# Task directions
From the listing below, extract every line containing "JSON".
──────── Given data
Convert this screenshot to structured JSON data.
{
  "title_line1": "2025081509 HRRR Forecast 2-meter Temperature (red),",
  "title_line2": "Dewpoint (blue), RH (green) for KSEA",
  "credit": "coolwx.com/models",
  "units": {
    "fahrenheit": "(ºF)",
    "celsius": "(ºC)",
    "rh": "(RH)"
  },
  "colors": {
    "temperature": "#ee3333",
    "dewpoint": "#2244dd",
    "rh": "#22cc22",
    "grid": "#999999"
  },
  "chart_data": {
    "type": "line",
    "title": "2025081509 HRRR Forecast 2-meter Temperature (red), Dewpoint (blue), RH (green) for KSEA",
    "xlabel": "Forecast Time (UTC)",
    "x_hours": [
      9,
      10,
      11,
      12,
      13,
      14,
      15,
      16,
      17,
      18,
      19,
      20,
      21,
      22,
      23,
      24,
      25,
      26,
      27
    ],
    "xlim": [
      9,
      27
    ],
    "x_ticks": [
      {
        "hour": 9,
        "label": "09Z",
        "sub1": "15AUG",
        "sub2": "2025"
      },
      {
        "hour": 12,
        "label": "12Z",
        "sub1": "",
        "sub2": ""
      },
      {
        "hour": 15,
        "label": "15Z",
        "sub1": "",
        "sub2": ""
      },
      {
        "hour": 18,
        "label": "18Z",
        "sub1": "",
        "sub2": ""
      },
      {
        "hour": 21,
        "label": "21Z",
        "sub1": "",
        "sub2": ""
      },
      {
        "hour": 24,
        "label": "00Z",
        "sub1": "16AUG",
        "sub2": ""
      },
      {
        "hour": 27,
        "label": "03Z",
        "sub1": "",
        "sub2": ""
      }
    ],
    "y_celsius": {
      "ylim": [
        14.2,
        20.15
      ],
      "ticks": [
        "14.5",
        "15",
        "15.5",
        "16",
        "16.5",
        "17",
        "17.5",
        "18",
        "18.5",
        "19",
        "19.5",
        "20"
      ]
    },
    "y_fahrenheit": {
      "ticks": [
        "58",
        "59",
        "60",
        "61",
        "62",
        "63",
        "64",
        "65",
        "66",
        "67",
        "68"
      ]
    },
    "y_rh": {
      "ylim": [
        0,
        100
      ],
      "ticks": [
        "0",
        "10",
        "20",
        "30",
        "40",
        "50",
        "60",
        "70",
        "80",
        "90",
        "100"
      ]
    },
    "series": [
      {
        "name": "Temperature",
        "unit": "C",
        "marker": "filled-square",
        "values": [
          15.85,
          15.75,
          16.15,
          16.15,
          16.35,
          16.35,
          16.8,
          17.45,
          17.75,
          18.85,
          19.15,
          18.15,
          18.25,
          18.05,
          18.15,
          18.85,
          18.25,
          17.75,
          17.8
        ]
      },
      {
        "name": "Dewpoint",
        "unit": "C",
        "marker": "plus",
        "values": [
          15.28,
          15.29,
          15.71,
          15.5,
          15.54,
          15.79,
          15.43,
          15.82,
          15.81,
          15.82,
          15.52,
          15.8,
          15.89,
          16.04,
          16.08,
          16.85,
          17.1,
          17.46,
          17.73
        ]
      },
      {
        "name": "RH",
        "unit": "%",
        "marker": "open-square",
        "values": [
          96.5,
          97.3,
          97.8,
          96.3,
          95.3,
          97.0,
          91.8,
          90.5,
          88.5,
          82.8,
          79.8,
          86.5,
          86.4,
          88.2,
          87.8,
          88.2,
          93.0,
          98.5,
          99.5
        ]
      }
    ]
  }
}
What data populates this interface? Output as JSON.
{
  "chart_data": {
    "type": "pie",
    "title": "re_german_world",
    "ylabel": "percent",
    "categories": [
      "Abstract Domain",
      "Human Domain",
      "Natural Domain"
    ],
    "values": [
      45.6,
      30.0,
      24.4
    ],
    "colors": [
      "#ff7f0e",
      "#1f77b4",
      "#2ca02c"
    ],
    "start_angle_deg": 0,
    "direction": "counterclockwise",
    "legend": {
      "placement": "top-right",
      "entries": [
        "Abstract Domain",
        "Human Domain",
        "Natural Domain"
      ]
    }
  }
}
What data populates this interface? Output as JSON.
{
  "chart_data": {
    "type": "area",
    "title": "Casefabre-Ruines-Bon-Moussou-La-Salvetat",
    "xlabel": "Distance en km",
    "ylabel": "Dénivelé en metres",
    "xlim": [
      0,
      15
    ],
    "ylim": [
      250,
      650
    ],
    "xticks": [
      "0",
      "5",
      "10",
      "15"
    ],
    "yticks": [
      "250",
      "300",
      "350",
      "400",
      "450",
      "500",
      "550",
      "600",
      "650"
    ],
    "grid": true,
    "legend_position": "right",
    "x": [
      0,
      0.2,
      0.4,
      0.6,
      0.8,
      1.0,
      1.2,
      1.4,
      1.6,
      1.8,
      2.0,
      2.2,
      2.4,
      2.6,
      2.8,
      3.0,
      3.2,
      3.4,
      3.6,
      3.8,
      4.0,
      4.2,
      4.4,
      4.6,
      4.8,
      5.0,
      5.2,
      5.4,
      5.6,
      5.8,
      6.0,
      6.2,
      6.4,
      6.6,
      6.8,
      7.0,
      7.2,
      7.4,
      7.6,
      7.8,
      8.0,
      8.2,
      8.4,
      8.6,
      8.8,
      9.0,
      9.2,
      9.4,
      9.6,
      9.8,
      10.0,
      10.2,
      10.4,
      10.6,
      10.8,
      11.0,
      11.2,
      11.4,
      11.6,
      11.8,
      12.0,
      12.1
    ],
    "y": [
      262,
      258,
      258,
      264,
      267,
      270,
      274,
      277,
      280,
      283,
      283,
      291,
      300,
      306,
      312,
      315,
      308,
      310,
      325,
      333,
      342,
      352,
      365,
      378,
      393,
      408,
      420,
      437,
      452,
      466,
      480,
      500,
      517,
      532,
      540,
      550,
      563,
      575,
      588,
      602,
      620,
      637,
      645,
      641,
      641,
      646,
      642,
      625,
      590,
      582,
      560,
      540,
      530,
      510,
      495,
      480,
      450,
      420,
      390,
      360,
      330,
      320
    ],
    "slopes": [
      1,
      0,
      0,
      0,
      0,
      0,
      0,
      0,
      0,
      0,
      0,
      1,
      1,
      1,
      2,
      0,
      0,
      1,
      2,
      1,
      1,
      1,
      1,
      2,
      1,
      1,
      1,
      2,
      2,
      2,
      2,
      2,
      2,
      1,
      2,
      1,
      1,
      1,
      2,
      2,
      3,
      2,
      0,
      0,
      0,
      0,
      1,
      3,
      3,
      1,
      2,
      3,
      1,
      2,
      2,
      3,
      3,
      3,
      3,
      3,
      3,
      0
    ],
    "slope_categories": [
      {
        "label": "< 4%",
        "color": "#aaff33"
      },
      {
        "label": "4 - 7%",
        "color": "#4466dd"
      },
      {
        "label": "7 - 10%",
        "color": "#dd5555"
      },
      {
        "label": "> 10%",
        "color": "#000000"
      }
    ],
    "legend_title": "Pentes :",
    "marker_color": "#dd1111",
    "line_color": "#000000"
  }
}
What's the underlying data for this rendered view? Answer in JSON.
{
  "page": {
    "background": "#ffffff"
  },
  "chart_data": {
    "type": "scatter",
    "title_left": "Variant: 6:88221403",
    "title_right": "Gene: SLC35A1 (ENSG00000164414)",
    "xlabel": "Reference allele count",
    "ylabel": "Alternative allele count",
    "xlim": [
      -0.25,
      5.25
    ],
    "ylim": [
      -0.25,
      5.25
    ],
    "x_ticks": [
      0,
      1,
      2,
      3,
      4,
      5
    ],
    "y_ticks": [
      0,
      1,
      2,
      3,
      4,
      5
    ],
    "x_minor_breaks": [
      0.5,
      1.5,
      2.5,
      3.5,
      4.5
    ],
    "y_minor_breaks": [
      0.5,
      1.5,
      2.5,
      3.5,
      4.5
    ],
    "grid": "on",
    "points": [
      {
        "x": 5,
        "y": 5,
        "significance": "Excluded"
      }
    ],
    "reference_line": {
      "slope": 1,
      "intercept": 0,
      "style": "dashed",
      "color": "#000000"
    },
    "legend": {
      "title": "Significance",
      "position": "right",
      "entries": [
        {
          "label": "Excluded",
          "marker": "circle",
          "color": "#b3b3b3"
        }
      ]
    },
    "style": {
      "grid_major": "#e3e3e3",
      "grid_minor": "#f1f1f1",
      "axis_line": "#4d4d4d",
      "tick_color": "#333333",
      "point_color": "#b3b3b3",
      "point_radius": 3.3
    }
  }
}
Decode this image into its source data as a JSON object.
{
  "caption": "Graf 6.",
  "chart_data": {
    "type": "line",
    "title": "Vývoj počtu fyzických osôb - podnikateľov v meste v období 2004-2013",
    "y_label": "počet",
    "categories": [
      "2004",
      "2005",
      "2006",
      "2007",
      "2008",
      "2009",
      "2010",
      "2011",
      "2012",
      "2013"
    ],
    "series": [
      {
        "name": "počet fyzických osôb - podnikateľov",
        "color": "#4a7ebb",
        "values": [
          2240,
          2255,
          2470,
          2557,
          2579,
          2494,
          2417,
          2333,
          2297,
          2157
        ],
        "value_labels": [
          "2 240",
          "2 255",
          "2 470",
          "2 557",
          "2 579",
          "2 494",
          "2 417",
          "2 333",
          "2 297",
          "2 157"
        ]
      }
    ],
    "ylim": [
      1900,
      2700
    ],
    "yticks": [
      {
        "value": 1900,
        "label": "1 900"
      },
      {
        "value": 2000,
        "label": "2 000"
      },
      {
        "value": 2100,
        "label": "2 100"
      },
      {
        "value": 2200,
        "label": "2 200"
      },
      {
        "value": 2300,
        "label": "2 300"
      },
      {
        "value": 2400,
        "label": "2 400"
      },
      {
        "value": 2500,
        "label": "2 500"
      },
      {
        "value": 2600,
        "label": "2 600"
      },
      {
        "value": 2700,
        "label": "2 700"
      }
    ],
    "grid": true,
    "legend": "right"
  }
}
────────────────
# Answer
Convert this screenshot to structured JSON data.
What data populates this interface? Output as JSON.
What data populates this interface? Output as JSON.
What's the underlying data for this rendered view? Answer in JSON.
Decode this image into its source data as a JSON object.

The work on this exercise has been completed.